**Rows from a figure dataset:**
============================================================

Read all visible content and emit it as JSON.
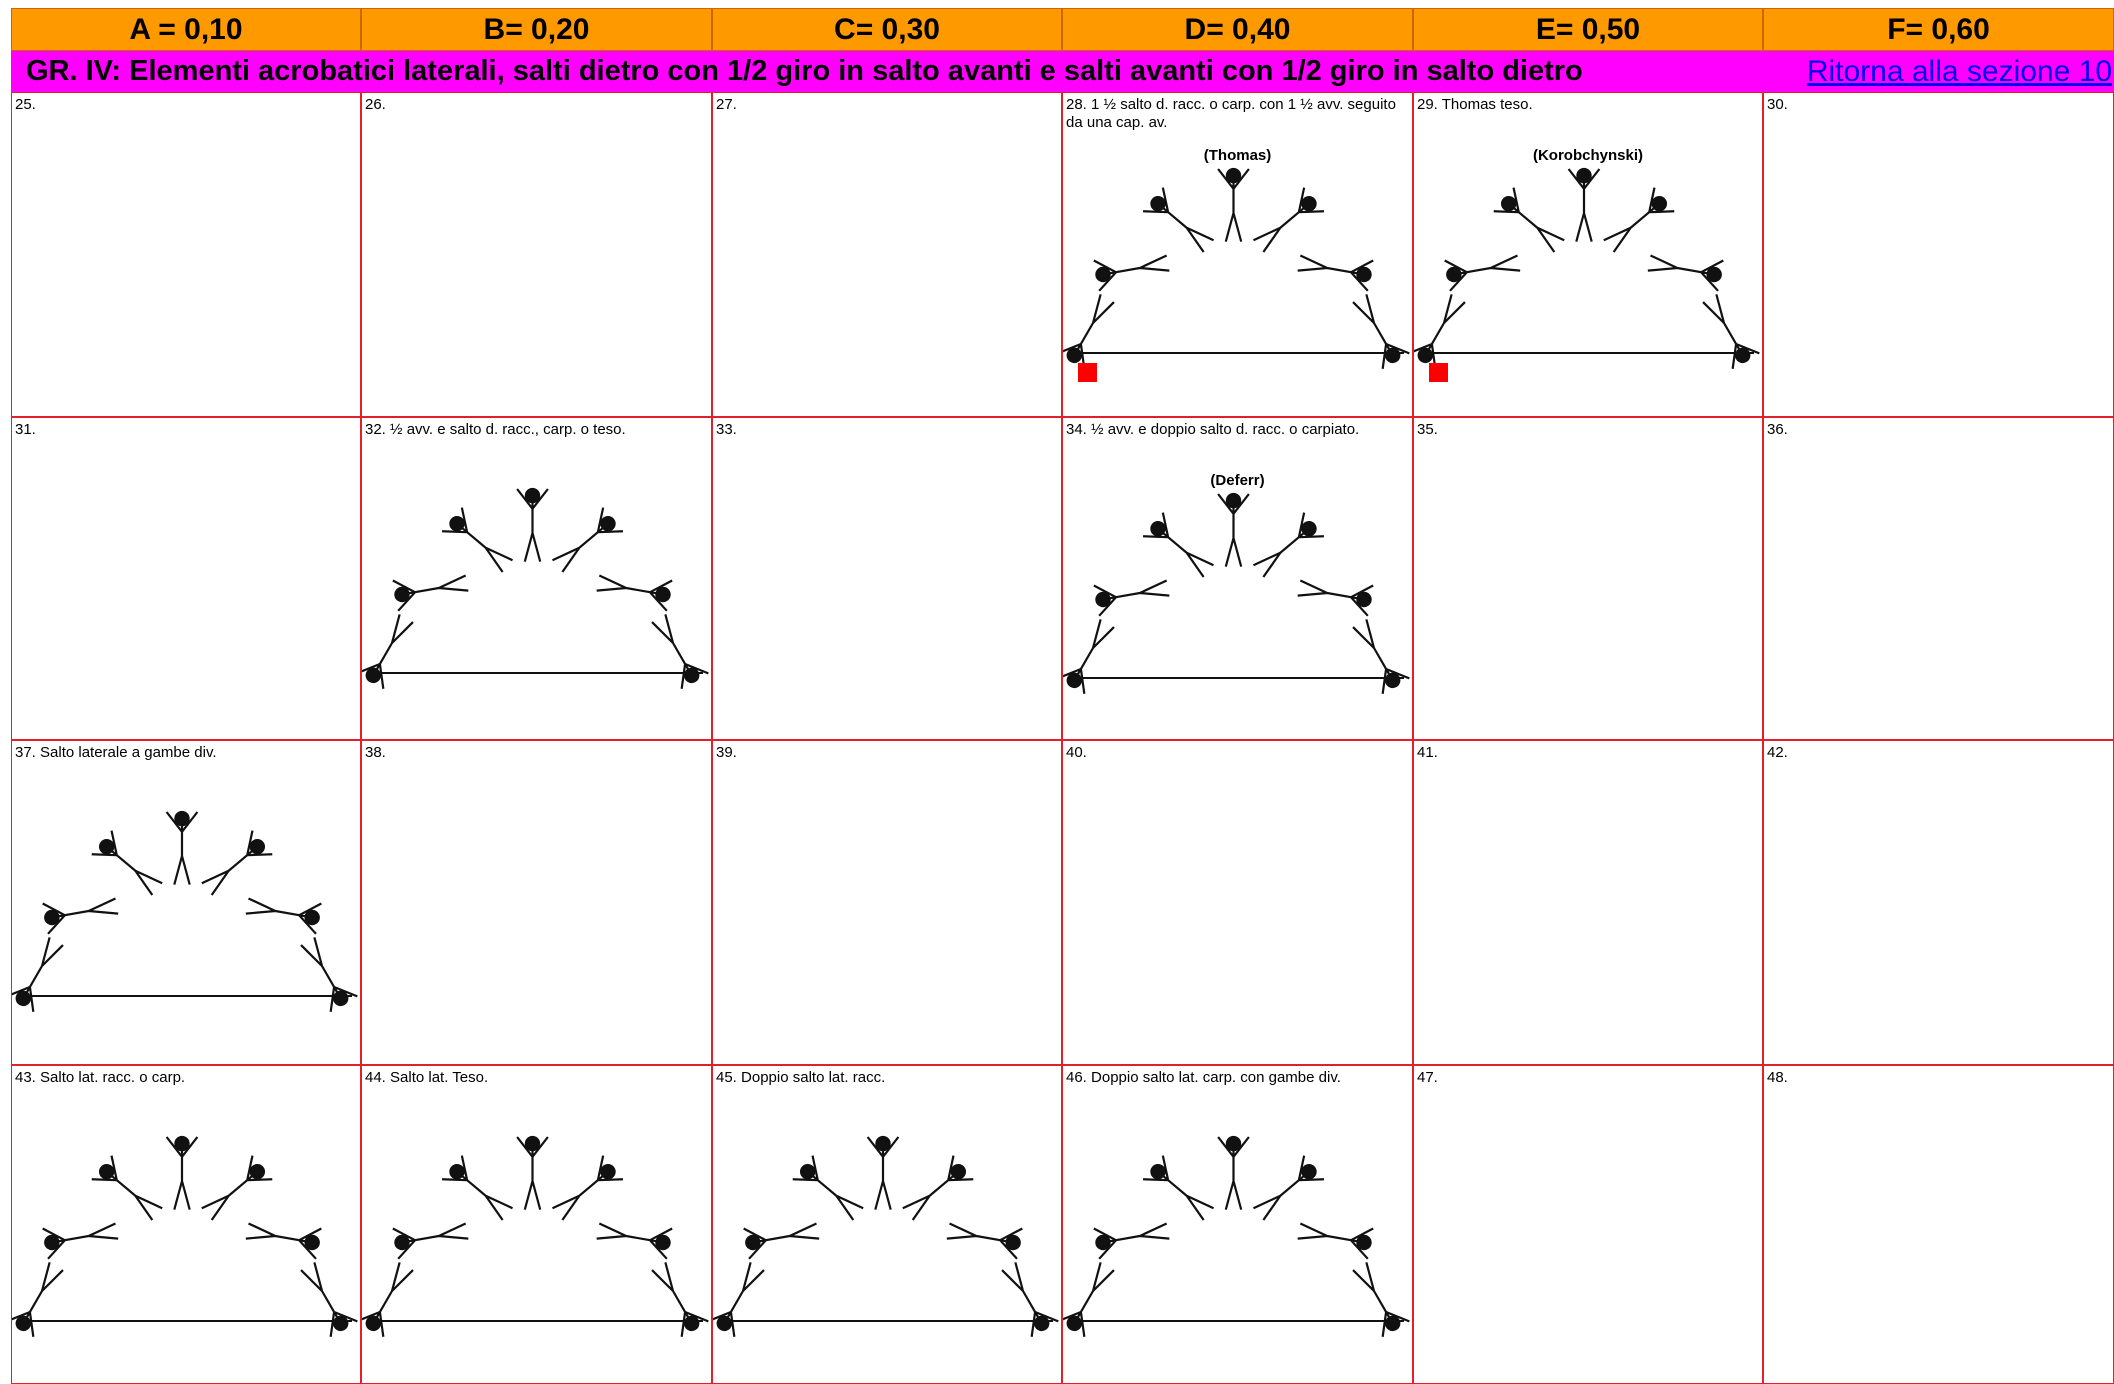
{
  "header": {
    "columns": [
      "A = 0,10",
      "B= 0,20",
      "C= 0,30",
      "D= 0,40",
      "E= 0,50",
      "F= 0,60"
    ]
  },
  "group": {
    "title": "GR. IV:  Elementi acrobatici laterali, salti dietro con 1/2 giro in salto avanti e salti avanti con 1/2 giro in salto dietro",
    "link": "Ritorna alla sezione 10"
  },
  "rows": [
    [
      {
        "label": "25."
      },
      {
        "label": "26."
      },
      {
        "label": "27."
      },
      {
        "label": "28.  1 ½  salto d. racc. o carp. con 1 ½  avv. seguito da una cap. av.",
        "name": "(Thomas)",
        "illustration": true,
        "marked": true
      },
      {
        "label": "29.  Thomas teso.",
        "name": "(Korobchynski)",
        "illustration": true,
        "marked": true
      },
      {
        "label": "30."
      }
    ],
    [
      {
        "label": "31."
      },
      {
        "label": "32.  ½ avv. e salto d. racc., carp. o teso.",
        "illustration": true
      },
      {
        "label": "33."
      },
      {
        "label": "34.  ½ avv. e doppio salto d. racc. o carpiato.",
        "name": "(Deferr)",
        "illustration": true
      },
      {
        "label": "35."
      },
      {
        "label": "36."
      }
    ],
    [
      {
        "label": "37.  Salto laterale a gambe div.",
        "illustration": true
      },
      {
        "label": "38."
      },
      {
        "label": "39."
      },
      {
        "label": "40."
      },
      {
        "label": "41."
      },
      {
        "label": "42."
      }
    ],
    [
      {
        "label": "43.  Salto lat. racc. o carp.",
        "illustration": true
      },
      {
        "label": "44.  Salto lat. Teso.",
        "illustration": true
      },
      {
        "label": "45.  Doppio salto lat. racc.",
        "illustration": true
      },
      {
        "label": "46.  Doppio salto lat. carp. con gambe div.",
        "illustration": true
      },
      {
        "label": "47."
      },
      {
        "label": "48."
      }
    ]
  ]
}
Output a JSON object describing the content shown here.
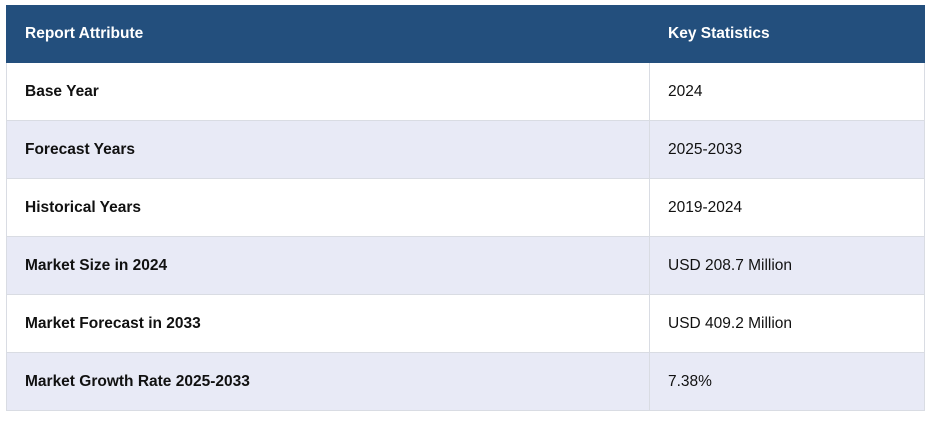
{
  "table": {
    "header": [
      "Report Attribute",
      "Key Statistics"
    ],
    "rows": [
      [
        "Base Year",
        "2024"
      ],
      [
        "Forecast Years",
        "2025-2033"
      ],
      [
        "Historical Years",
        "2019-2024"
      ],
      [
        "Market Size in 2024",
        "USD 208.7 Million"
      ],
      [
        "Market Forecast in 2033",
        "USD 409.2 Million"
      ],
      [
        "Market Growth Rate 2025-2033",
        "7.38%"
      ]
    ]
  }
}
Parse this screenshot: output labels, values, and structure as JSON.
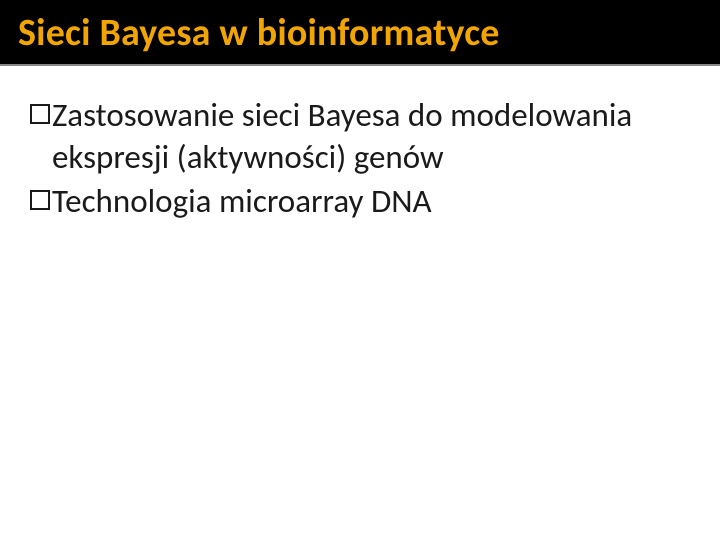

============================================================

**REQUIRED WORK:** Exclude the pictures, and transcribe all of the material exactly.

**REPLY TO THE TASK:**
Read all visible content and emit it as JSON.
{
  "header": {
    "columns": [
      "A = 0,10",
      "B= 0,20",
      "C= 0,30",
      "D= 0,40",
      "E= 0,50",
      "F= 0,60"
    ]
  },
  "group": {
    "title": "GR. IV:  Elementi acrobatici laterali, salti dietro con 1/2 giro in salto avanti e salti avanti con 1/2 giro in salto dietro",
    "link": "Ritorna alla sezione 10"
  },
  "rows": [
    [
      {
        "label": "25."
      },
      {
        "label": "26."
      },
      {
        "label": "27."
      },
      {
        "label": "28.  1 ½  salto d. racc. o carp. con 1 ½  avv. seguito da una cap. av.",
        "name": "(Thomas)",
        "illustration": true,
        "marked": true
      },
      {
        "label": "29.  Thomas teso.",
        "name": "(Korobchynski)",
        "illustration": true,
        "marked": true
      },
      {
        "label": "30."
      }
    ],
    [
      {
        "label": "31."
      },
      {
        "label": "32.  ½ avv. e salto d. racc., carp. o teso.",
        "illustration": true
      },
      {
        "label": "33."
      },
      {
        "label": "34.  ½ avv. e doppio salto d. racc. o carpiato.",
        "name": "(Deferr)",
        "illustration": true
      },
      {
        "label": "35."
      },
      {
        "label": "36."
      }
    ],
    [
      {
        "label": "37.  Salto laterale a gambe div.",
        "illustration": true
      },
      {
        "label": "38."
      },
      {
        "label": "39."
      },
      {
        "label": "40."
      },
      {
        "label": "41."
      },
      {
        "label": "42."
      }
    ],
    [
      {
        "label": "43.  Salto lat. racc. o carp.",
        "illustration": true
      },
      {
        "label": "44.  Salto lat. Teso.",
        "illustration": true
      },
      {
        "label": "45.  Doppio salto lat. racc.",
        "illustration": true
      },
      {
        "label": "46.  Doppio salto lat. carp. con gambe div.",
        "illustration": true
      },
      {
        "label": "47."
      },
      {
        "label": "48."
      }
    ]
  ]
}
Output a JSON object describing the content shown here.
{
  "table": {
    "header": [
      "Report Attribute",
      "Key Statistics"
    ],
    "rows": [
      [
        "Base Year",
        "2024"
      ],
      [
        "Forecast Years",
        "2025-2033"
      ],
      [
        "Historical Years",
        "2019-2024"
      ],
      [
        "Market Size in 2024",
        "USD 208.7 Million"
      ],
      [
        "Market Forecast in 2033",
        "USD 409.2 Million"
      ],
      [
        "Market Growth Rate 2025-2033",
        "7.38%"
      ]
    ]
  }
}
Parse this screenshot: output labels, values, and structure as JSON.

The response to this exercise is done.